▸ BRANO DA LEGGERE:
____________

L’evoluzione di Android ha portato Google a sviluppare un sistema in cui ogni nuova release rappresenta uno step evolutivo sostanziale di quello che oggi è uno dei punti di riferimento per il mercato degli smart-phone, giocandosi il ruolo di primo attore con iOS e Windows Phone.
Dietro quello che sembra l’ennesimo successo della società di Mountain View, troviamo Andy Rubin e la sua idea:
“make a device about the size of a small candy bar that cost less than $10 and allowed users to scan objects and unearth information about them on the Internet.
cioè quella di realizzare un device di dimensioni contenute e dal costo irrisorio che permetta agli utenti di scannerizzare (fotografare) oggetti ed ottenere informazioni su di essi attraverso internet. Siamo nel 1999 e la telefonia non è assolutamente una componente prevista per il dispositivo di Rubin.
Le dimensioni iniziali previste sono paragonabili a quelle di una “caramella” (candy), ma si passa velocemente alla “saponetta” (bar of soap), con l’aggiunta di un modulo per la trasmissione/ricezione radio. Nasce così Sidekick.

____________

▸ DATI FORNITI:
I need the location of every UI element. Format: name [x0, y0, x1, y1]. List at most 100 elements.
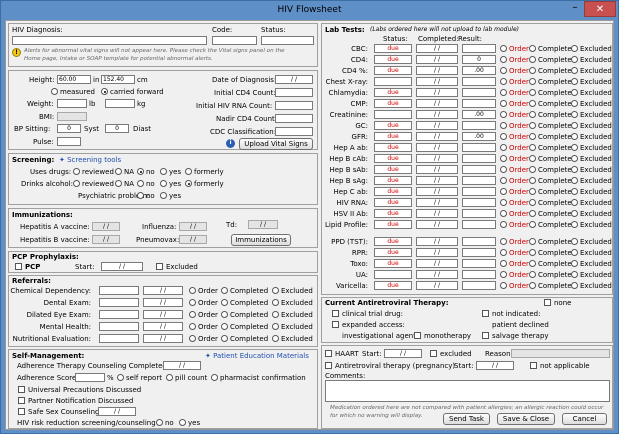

____________

▸ COSA FARE: Riporta fedelmente il tratto del brano sulle origini di Android che va dalle parole "Dietro quello che" fino alle parole "Nasce così Sidekick.", incluse. I dati non hanno alcun legame con il brano.

▸ RISPOSTA:
Dietro quello che sembra l’ennesimo successo della società di Mountain View, troviamo Andy Rubin e la sua idea:
“make a device about the size of a small candy bar that cost less than $10 and allowed users to scan objects and unearth information about them on the Internet.
cioè quella di realizzare un device di dimensioni contenute e dal costo irrisorio che permetta agli utenti di scannerizzare (fotografare) oggetti ed ottenere informazioni su di essi attraverso internet. Siamo nel 1999 e la telefonia non è assolutamente una componente prevista per il dispositivo di Rubin.
Le dimensioni iniziali previste sono paragonabili a quelle di una “caramella” (candy), ma si passa velocemente alla “saponetta” (bar of soap), con l’aggiunta di un modulo per la trasmissione/ricezione radio. Nasce così Sidekick.